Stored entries
※ ※ ※
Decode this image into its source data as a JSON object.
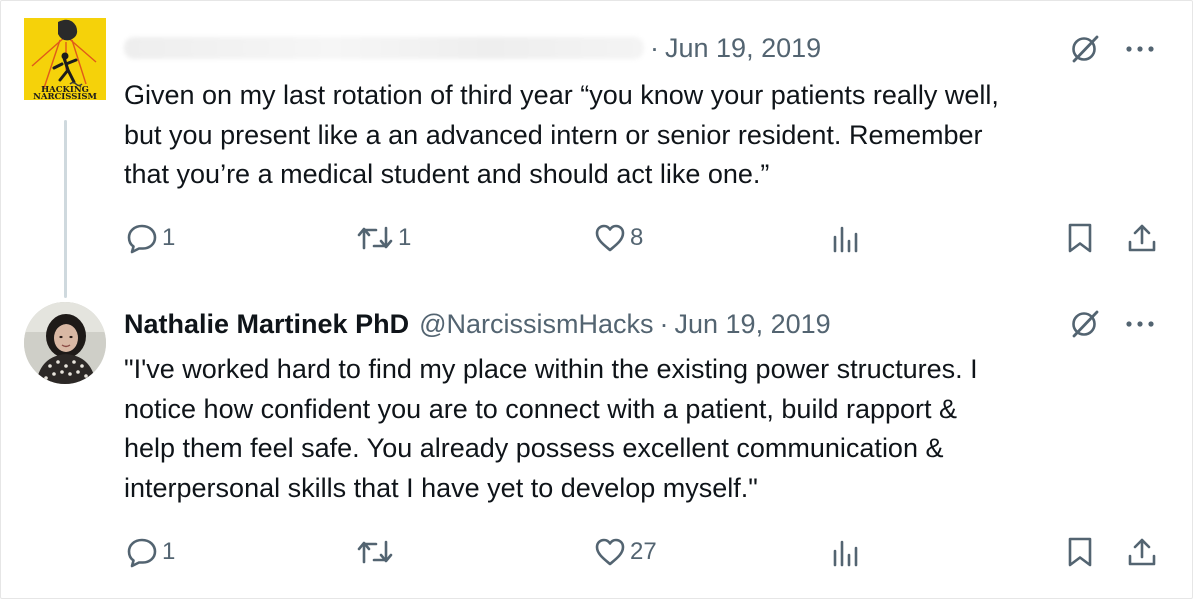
{
  "tweets": [
    {
      "display_name": "",
      "handle": "",
      "separator": "·",
      "date": "Jun 19, 2019",
      "avatar_text_1": "HACKING",
      "avatar_text_2": "NARCISSISM",
      "text": "Given on my last rotation of third year “you know your patients really well,\nbut you present like a an advanced intern or senior resident. Remember\nthat you’re a medical student and should act like one.”",
      "replies": "1",
      "retweets": "1",
      "likes": "8",
      "views": ""
    },
    {
      "display_name": "Nathalie Martinek PhD",
      "handle": "@NarcissismHacks",
      "separator": "·",
      "date": "Jun 19, 2019",
      "text": "\"I've worked hard to find my place within the existing power structures. I\nnotice how confident you are to connect with a patient, build rapport &\nhelp them feel safe. You already possess excellent communication &\ninterpersonal skills that I have yet to develop myself.\"",
      "replies": "1",
      "retweets": "",
      "likes": "27",
      "views": ""
    }
  ],
  "icons": {
    "grok": "grok-icon",
    "more": "more-options-icon",
    "reply": "reply-icon",
    "retweet": "retweet-icon",
    "like": "like-icon",
    "views": "views-icon",
    "bookmark": "bookmark-icon",
    "share": "share-icon"
  },
  "colors": {
    "text_primary": "#0f1419",
    "text_secondary": "#536471",
    "thread_line": "#cfd9de",
    "avatar_yellow": "#f5d20a"
  }
}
※ ※ ※
[Task brief]:
All of the entries above need to be repeated exactly, minus the pictures.

[Your response]:
Decode this image into its source data as a JSON object.
{
  "tweets": [
    {
      "display_name": "",
      "handle": "",
      "separator": "·",
      "date": "Jun 19, 2019",
      "avatar_text_1": "HACKING",
      "avatar_text_2": "NARCISSISM",
      "text": "Given on my last rotation of third year “you know your patients really well,\nbut you present like a an advanced intern or senior resident. Remember\nthat you’re a medical student and should act like one.”",
      "replies": "1",
      "retweets": "1",
      "likes": "8",
      "views": ""
    },
    {
      "display_name": "Nathalie Martinek PhD",
      "handle": "@NarcissismHacks",
      "separator": "·",
      "date": "Jun 19, 2019",
      "text": "\"I've worked hard to find my place within the existing power structures. I\nnotice how confident you are to connect with a patient, build rapport &\nhelp them feel safe. You already possess excellent communication &\ninterpersonal skills that I have yet to develop myself.\"",
      "replies": "1",
      "retweets": "",
      "likes": "27",
      "views": ""
    }
  ],
  "icons": {
    "grok": "grok-icon",
    "more": "more-options-icon",
    "reply": "reply-icon",
    "retweet": "retweet-icon",
    "like": "like-icon",
    "views": "views-icon",
    "bookmark": "bookmark-icon",
    "share": "share-icon"
  },
  "colors": {
    "text_primary": "#0f1419",
    "text_secondary": "#536471",
    "thread_line": "#cfd9de",
    "avatar_yellow": "#f5d20a"
  }
}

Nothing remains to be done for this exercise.